WRITTEN EXERCISE: Pick out the lines below that contain the string "Albania" and copy them all.

DATA:

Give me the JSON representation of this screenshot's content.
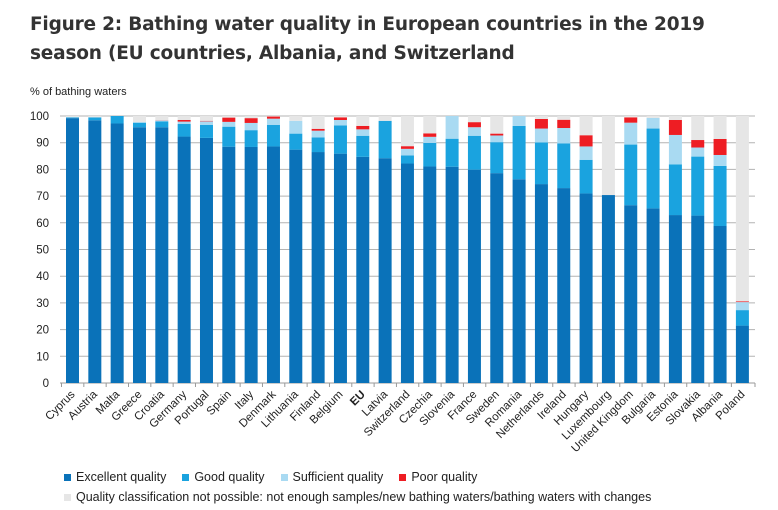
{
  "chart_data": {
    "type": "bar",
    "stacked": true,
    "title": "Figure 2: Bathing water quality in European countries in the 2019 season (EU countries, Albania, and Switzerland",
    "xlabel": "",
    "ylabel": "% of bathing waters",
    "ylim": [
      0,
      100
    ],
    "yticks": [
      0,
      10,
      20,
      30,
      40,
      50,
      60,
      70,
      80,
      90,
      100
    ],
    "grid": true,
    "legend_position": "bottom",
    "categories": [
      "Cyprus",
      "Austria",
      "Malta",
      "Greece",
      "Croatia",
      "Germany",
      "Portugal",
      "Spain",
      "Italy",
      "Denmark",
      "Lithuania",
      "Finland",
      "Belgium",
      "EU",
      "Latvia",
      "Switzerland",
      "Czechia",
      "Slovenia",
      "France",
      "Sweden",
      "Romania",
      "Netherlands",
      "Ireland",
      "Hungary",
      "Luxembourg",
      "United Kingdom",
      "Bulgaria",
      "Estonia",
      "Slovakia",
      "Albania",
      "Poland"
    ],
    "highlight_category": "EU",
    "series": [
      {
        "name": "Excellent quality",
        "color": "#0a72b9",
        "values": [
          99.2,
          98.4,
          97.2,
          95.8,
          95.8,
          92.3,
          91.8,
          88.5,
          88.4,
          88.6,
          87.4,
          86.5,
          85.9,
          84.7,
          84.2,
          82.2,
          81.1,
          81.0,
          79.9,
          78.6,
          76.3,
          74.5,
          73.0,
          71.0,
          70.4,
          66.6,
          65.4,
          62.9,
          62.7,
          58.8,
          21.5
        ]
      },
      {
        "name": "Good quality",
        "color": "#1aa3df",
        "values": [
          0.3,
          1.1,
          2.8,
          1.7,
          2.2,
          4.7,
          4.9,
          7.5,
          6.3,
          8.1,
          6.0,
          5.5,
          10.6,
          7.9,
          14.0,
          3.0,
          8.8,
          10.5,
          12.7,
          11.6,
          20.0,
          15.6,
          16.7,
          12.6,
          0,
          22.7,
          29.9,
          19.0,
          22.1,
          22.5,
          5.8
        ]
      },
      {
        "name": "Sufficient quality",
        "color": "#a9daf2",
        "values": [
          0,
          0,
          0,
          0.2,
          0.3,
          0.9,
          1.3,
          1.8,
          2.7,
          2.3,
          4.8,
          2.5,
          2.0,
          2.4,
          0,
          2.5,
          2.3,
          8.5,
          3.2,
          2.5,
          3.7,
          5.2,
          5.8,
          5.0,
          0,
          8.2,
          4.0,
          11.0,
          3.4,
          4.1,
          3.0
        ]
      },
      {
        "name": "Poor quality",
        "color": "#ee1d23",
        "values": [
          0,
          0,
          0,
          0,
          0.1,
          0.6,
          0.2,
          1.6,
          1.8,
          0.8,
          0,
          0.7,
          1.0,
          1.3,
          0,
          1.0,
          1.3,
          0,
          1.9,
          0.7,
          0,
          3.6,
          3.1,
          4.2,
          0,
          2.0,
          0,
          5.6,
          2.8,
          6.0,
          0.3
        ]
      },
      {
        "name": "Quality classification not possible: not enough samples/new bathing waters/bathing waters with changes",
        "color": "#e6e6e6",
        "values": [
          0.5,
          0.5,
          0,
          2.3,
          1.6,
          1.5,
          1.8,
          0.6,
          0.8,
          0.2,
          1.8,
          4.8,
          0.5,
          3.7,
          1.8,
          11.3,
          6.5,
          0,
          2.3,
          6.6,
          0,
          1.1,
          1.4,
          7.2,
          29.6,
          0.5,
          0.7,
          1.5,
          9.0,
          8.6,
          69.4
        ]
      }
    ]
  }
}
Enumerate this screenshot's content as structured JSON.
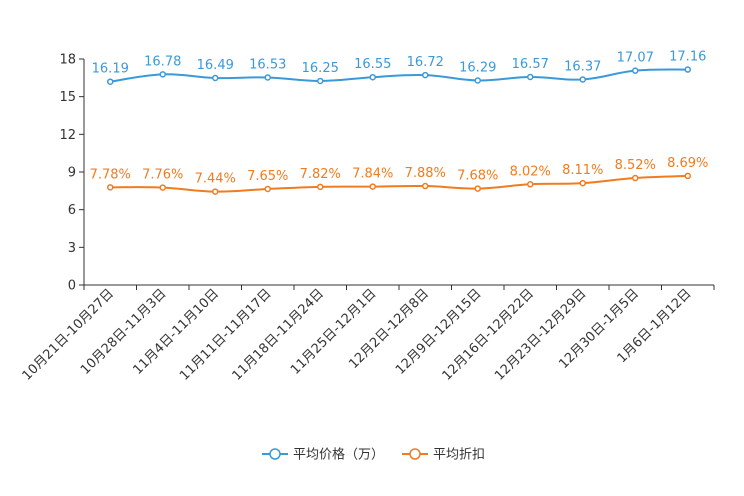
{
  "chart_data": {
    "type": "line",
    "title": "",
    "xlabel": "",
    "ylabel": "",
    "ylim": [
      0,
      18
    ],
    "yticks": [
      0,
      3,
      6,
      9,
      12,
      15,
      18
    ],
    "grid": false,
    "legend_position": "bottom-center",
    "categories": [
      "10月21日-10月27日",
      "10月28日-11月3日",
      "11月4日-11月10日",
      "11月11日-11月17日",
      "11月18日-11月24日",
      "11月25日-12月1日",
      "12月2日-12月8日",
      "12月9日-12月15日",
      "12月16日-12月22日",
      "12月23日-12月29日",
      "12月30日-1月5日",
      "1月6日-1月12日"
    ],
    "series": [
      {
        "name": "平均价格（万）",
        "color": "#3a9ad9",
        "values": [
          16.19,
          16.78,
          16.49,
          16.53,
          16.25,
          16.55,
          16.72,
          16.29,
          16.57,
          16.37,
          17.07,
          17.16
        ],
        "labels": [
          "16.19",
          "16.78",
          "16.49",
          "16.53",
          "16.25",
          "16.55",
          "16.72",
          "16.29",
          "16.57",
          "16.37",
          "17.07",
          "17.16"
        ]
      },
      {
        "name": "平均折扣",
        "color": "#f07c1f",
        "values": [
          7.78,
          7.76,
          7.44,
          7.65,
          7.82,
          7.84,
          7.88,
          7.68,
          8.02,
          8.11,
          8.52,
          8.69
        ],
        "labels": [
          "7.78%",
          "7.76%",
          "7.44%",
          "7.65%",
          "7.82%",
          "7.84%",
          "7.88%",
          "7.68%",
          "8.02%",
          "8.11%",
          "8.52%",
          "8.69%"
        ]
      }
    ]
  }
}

RESULT FOR THIS TASK:
    "title": "Figure 2: Bathing water quality in European countries in the 2019 season (EU countries, Albania, and Switzerland",
      "Albania",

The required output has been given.